>>
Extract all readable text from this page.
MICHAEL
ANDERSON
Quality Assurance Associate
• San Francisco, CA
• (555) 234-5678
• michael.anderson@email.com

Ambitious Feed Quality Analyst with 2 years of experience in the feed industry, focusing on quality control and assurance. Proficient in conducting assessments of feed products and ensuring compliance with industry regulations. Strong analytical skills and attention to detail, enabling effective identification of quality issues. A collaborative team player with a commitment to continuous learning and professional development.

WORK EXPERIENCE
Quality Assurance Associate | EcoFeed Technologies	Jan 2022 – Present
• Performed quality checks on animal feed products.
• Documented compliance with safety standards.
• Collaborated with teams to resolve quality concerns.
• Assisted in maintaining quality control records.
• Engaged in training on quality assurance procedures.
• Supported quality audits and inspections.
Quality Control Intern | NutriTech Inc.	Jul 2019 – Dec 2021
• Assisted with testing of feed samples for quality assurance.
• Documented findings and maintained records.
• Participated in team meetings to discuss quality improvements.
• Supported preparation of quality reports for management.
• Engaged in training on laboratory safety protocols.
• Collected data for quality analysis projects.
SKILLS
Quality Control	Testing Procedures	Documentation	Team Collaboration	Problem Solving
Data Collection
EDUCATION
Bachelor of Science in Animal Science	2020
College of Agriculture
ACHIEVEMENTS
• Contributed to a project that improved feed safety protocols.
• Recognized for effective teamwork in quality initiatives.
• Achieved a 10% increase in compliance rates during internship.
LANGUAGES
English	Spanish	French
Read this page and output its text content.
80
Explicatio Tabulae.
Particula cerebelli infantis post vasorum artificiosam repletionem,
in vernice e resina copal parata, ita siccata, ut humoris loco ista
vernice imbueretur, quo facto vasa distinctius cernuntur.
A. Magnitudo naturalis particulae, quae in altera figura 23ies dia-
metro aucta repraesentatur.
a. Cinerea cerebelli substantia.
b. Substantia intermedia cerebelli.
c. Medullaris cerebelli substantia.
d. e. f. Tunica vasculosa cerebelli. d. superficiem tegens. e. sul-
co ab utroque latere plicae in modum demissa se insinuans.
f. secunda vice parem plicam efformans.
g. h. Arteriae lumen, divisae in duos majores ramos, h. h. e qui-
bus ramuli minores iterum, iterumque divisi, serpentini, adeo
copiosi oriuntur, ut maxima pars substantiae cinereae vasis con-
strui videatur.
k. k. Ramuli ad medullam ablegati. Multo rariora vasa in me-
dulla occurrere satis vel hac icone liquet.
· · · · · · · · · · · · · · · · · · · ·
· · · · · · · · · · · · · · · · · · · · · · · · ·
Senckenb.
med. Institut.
<<
WHAT TO PRODUCE
Every line of the data above should be reproduced word for word.

RESULT OF THE EXERCISE
Extract all readable text from this page.
MICHAEL
ANDERSON
Quality Assurance Associate
• San Francisco, CA
• (555) 234-5678
• michael.anderson@email.com

Ambitious Feed Quality Analyst with 2 years of experience in the feed industry, focusing on quality control and assurance. Proficient in conducting assessments of feed products and ensuring compliance with industry regulations. Strong analytical skills and attention to detail, enabling effective identification of quality issues. A collaborative team player with a commitment to continuous learning and professional development.

WORK EXPERIENCE
Quality Assurance Associate | EcoFeed Technologies	Jan 2022 – Present
• Performed quality checks on animal feed products.
• Documented compliance with safety standards.
• Collaborated with teams to resolve quality concerns.
• Assisted in maintaining quality control records.
• Engaged in training on quality assurance procedures.
• Supported quality audits and inspections.
Quality Control Intern | NutriTech Inc.	Jul 2019 – Dec 2021
• Assisted with testing of feed samples for quality assurance.
• Documented findings and maintained records.
• Participated in team meetings to discuss quality improvements.
• Supported preparation of quality reports for management.
• Engaged in training on laboratory safety protocols.
• Collected data for quality analysis projects.
SKILLS
Quality Control	Testing Procedures	Documentation	Team Collaboration	Problem Solving
Data Collection
EDUCATION
Bachelor of Science in Animal Science	2020
College of Agriculture
ACHIEVEMENTS
• Contributed to a project that improved feed safety protocols.
• Recognized for effective teamwork in quality initiatives.
• Achieved a 10% increase in compliance rates during internship.
LANGUAGES
English	Spanish	French
Read this page and output its text content.
80
Explicatio Tabulae.
Particula cerebelli infantis post vasorum artificiosam repletionem,
in vernice e resina copal parata, ita siccata, ut humoris loco ista
vernice imbueretur, quo facto vasa distinctius cernuntur.
A. Magnitudo naturalis particulae, quae in altera figura 23ies dia-
metro aucta repraesentatur.
a. Cinerea cerebelli substantia.
b. Substantia intermedia cerebelli.
c. Medullaris cerebelli substantia.
d. e. f. Tunica vasculosa cerebelli. d. superficiem tegens. e. sul-
co ab utroque latere plicae in modum demissa se insinuans.
f. secunda vice parem plicam efformans.
g. h. Arteriae lumen, divisae in duos majores ramos, h. h. e qui-
bus ramuli minores iterum, iterumque divisi, serpentini, adeo
copiosi oriuntur, ut maxima pars substantiae cinereae vasis con-
strui videatur.
k. k. Ramuli ad medullam ablegati. Multo rariora vasa in me-
dulla occurrere satis vel hac icone liquet.
· · · · · · · · · · · · · · · · · · · ·
· · · · · · · · · · · · · · · · · · · · · · · · ·
Senckenb.
med. Institut.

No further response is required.